Identify the lines containing the word "Church". Copy each one.

**** TASK INPUT ****

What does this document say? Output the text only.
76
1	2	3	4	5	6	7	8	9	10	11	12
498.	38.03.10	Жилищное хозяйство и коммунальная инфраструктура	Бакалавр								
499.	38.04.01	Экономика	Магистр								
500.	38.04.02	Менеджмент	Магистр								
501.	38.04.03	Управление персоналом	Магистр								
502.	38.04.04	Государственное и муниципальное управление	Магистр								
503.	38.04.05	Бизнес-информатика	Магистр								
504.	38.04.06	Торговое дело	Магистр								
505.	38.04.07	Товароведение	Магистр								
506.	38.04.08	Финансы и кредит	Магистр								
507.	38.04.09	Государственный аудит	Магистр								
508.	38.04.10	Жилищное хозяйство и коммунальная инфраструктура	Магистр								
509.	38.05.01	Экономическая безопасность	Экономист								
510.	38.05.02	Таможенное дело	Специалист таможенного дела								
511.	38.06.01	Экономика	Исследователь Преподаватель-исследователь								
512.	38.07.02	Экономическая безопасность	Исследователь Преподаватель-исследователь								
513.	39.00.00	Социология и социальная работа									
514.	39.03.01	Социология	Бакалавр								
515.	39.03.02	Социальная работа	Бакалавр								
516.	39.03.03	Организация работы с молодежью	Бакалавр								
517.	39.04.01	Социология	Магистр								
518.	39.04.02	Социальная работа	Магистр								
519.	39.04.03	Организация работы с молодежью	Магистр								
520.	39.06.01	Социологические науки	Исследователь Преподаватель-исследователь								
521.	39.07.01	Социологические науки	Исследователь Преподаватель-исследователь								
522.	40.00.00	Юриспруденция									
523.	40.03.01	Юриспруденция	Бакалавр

****
**** TASK INPUT ****

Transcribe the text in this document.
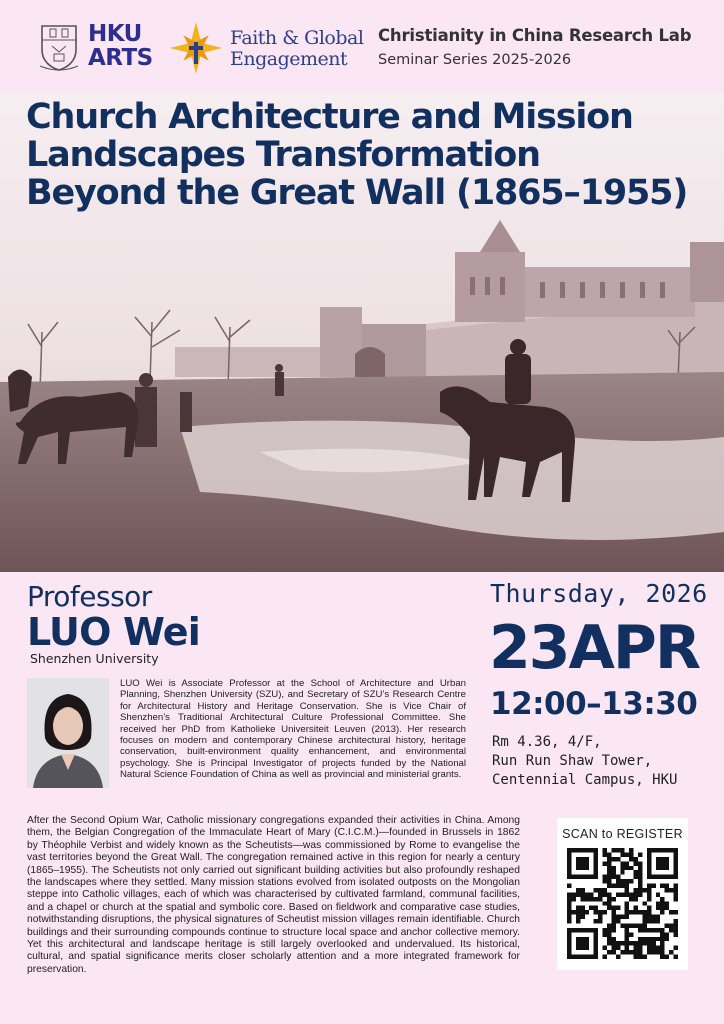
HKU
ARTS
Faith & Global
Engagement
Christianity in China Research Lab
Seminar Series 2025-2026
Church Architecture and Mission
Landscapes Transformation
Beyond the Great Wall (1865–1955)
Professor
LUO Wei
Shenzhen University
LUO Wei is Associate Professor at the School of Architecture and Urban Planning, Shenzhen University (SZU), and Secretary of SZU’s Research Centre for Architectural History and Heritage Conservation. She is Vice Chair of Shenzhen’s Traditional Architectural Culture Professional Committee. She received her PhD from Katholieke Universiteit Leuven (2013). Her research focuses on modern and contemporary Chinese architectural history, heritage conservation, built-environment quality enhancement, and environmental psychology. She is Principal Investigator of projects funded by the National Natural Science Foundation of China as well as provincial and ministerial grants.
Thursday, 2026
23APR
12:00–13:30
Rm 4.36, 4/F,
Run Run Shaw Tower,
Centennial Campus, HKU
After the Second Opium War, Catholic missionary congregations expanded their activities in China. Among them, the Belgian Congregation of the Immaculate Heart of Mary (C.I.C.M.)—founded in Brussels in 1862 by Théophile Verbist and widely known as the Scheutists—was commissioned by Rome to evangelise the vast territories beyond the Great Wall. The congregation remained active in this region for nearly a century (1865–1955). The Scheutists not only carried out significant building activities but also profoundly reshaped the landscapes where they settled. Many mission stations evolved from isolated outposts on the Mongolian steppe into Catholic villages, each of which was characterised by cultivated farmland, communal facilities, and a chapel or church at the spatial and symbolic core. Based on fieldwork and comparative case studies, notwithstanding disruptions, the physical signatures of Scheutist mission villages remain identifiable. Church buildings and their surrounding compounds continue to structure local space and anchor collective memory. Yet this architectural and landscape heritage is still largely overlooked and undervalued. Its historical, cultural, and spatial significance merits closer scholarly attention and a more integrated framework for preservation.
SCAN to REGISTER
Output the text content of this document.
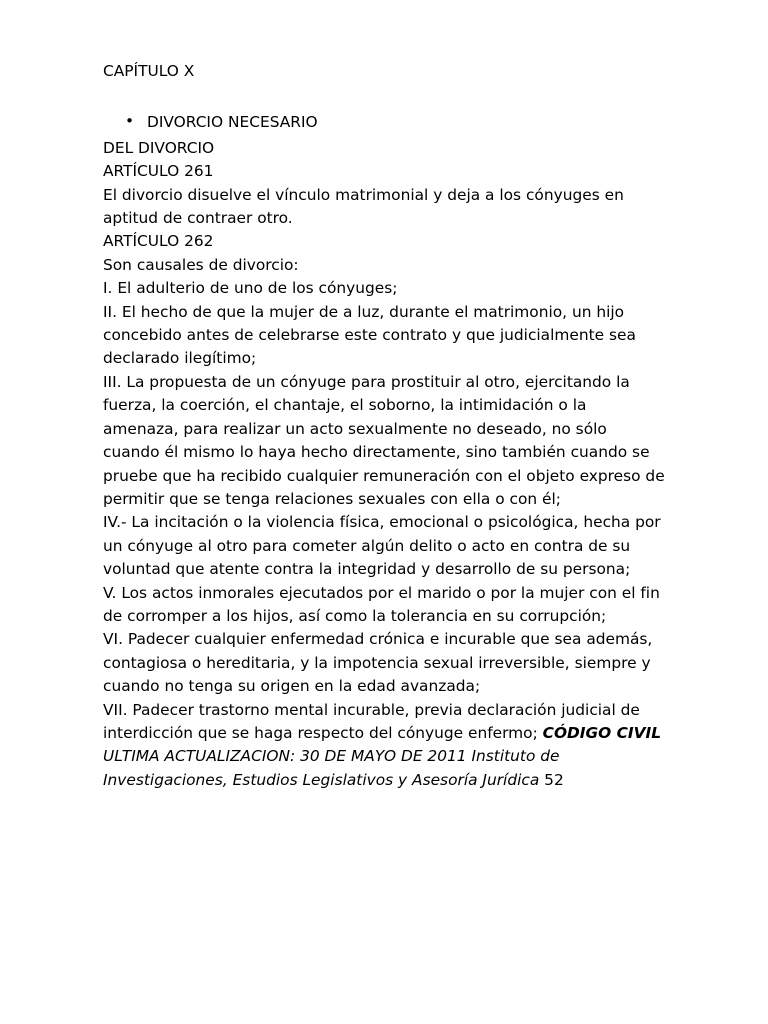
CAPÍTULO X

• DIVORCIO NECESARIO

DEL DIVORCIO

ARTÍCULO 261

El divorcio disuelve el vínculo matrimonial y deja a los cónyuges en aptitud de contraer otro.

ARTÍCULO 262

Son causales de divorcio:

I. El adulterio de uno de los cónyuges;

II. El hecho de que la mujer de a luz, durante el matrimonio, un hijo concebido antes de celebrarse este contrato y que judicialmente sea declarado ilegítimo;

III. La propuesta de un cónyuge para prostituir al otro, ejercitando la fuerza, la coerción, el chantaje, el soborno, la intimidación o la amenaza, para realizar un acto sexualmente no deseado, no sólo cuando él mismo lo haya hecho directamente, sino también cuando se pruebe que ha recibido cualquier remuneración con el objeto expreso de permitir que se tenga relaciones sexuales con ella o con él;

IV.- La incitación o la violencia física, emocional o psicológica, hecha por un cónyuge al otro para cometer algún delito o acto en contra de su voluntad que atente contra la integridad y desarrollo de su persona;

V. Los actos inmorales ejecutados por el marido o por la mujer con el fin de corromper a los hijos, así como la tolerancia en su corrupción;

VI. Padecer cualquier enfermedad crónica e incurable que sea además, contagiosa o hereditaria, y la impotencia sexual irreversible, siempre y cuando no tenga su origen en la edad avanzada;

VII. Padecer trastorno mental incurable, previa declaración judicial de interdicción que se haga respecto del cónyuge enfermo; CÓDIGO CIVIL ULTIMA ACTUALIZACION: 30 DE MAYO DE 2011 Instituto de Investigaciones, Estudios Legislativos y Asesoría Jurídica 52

****

SOLUTION TO THIS PROBLEM:
Church Architecture and Mission
After the Second Opium War, Catholic missionary congregations expanded their activities in China. Among them, the Belgian Congregation of the Immaculate Heart of Mary (C.I.C.M.)—founded in Brussels in 1862 by Théophile Verbist and widely known as the Scheutists—was commissioned by Rome to evangelise the vast territories beyond the Great Wall. The congregation remained active in this region for nearly a century (1865–1955). The Scheutists not only carried out significant building activities but also profoundly reshaped the landscapes where they settled. Many mission stations evolved from isolated outposts on the Mongolian steppe into Catholic villages, each of which was characterised by cultivated farmland, communal facilities, and a chapel or church at the spatial and symbolic core. Based on fieldwork and comparative case studies, notwithstanding disruptions, the physical signatures of Scheutist mission villages remain identifiable. Church buildings and their surrounding compounds continue to structure local space and anchor collective memory. Yet this architectural and landscape heritage is still largely overlooked and undervalued. Its historical, cultural, and spatial significance merits closer scholarly attention and a more integrated framework for preservation.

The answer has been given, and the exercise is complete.